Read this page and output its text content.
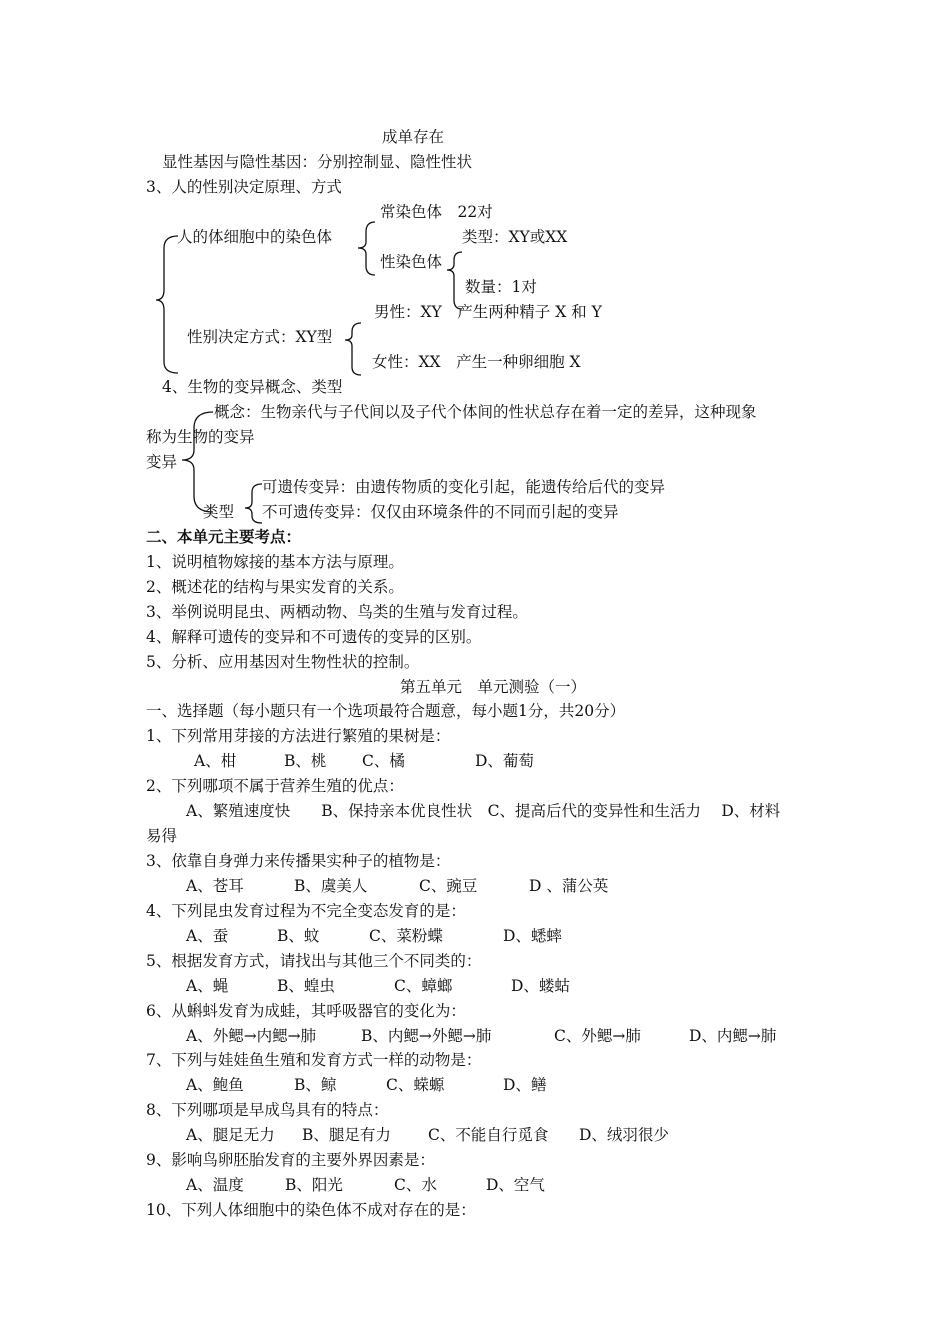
成单存在
显性基因与隐性基因：分别控制显、隐性性状
3、人的性别决定原理、方式
常染色体　22对
人的体细胞中的染色体	类型：XY或XX
性染色体
数量：1对
男性：XY　产生两种精子 X 和 Y
性别决定方式：XY型
女性：XX　产生一种卵细胞 X
4、生物的变异概念、类型
概念：生物亲代与子代间以及子代个体间的性状总存在着一定的差异，这种现象
称为生物的变异
变异
可遗传变异：由遗传物质的变化引起，能遗传给后代的变异
类型 不可遗传变异：仅仅由环境条件的不同而引起的变异
二、本单元主要考点：
1、说明植物嫁接的基本方法与原理。
2、概述花的结构与果实发育的关系。
3、举例说明昆虫、两栖动物、鸟类的生殖与发育过程。
4、解释可遗传的变异和不可遗传的变异的区别。
5、分析、应用基因对生物性状的控制。
第五单元　单元测验（一）
一、选择题（每小题只有一个选项最符合题意，每小题1分，共20分）
1、下列常用芽接的方法进行繁殖的果树是：
A、柑	B、桃 C、橘	D、葡萄
2、下列哪项不属于营养生殖的优点：
A、繁殖速度快　　B、保持亲本优良性状　C、提高后代的变异性和生活力　 D、材料
易得
3、依靠自身弹力来传播果实种子的植物是：
A、苍耳	B、虞美人	C、豌豆	D 、蒲公英
4、下列昆虫发育过程为不完全变态发育的是：
A、蚕	B、蚊	C、菜粉蝶	D、蟋蟀
5、根据发育方式，请找出与其他三个不同类的：
A、蝇	B、蝗虫	C、蟑螂	D、蝼蛄
6、从蝌蚪发育为成蛙，其呼吸器官的变化为：
A、外鳃→内鳃→肺	B、内鳃→外鳃→肺	C、外鳃→肺	D、内鳃→肺
7、下列与娃娃鱼生殖和发育方式一样的动物是：
A、鲍鱼	B、鲸	C、蝾螈	D、鳝
8、下列哪项是早成鸟具有的特点：
A、腿足无力 B、腿足有力 C、不能自行觅食 D、绒羽很少
9、影响鸟卵胚胎发育的主要外界因素是：
A、温度	B、阳光	C、水	D、空气
10、下列人体细胞中的染色体不成对存在的是：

-- WHAT IS EXPECTED --
Every line of the material is to be quoted exactly, with no pictures carried over.

-- WRITTEN RESPONSE --
Read this page and output its text content.
成单存在
显性基因与隐性基因：分别控制显、隐性性状
3、人的性别决定原理、方式
常染色体　22对
人的体细胞中的染色体	类型：XY或XX
性染色体
数量：1对
男性：XY　产生两种精子 X 和 Y
性别决定方式：XY型
女性：XX　产生一种卵细胞 X
4、生物的变异概念、类型
概念：生物亲代与子代间以及子代个体间的性状总存在着一定的差异，这种现象
称为生物的变异
变异
可遗传变异：由遗传物质的变化引起，能遗传给后代的变异
类型 不可遗传变异：仅仅由环境条件的不同而引起的变异
二、本单元主要考点：
1、说明植物嫁接的基本方法与原理。
2、概述花的结构与果实发育的关系。
3、举例说明昆虫、两栖动物、鸟类的生殖与发育过程。
4、解释可遗传的变异和不可遗传的变异的区别。
5、分析、应用基因对生物性状的控制。
第五单元　单元测验（一）
一、选择题（每小题只有一个选项最符合题意，每小题1分，共20分）
1、下列常用芽接的方法进行繁殖的果树是：
A、柑	B、桃 C、橘	D、葡萄
2、下列哪项不属于营养生殖的优点：
A、繁殖速度快　　B、保持亲本优良性状　C、提高后代的变异性和生活力　 D、材料
易得
3、依靠自身弹力来传播果实种子的植物是：
A、苍耳	B、虞美人	C、豌豆	D 、蒲公英
4、下列昆虫发育过程为不完全变态发育的是：
A、蚕	B、蚊	C、菜粉蝶	D、蟋蟀
5、根据发育方式，请找出与其他三个不同类的：
A、蝇	B、蝗虫	C、蟑螂	D、蝼蛄
6、从蝌蚪发育为成蛙，其呼吸器官的变化为：
A、外鳃→内鳃→肺	B、内鳃→外鳃→肺	C、外鳃→肺	D、内鳃→肺
7、下列与娃娃鱼生殖和发育方式一样的动物是：
A、鲍鱼	B、鲸	C、蝾螈	D、鳝
8、下列哪项是早成鸟具有的特点：
A、腿足无力 B、腿足有力 C、不能自行觅食 D、绒羽很少
9、影响鸟卵胚胎发育的主要外界因素是：
A、温度	B、阳光	C、水	D、空气
10、下列人体细胞中的染色体不成对存在的是：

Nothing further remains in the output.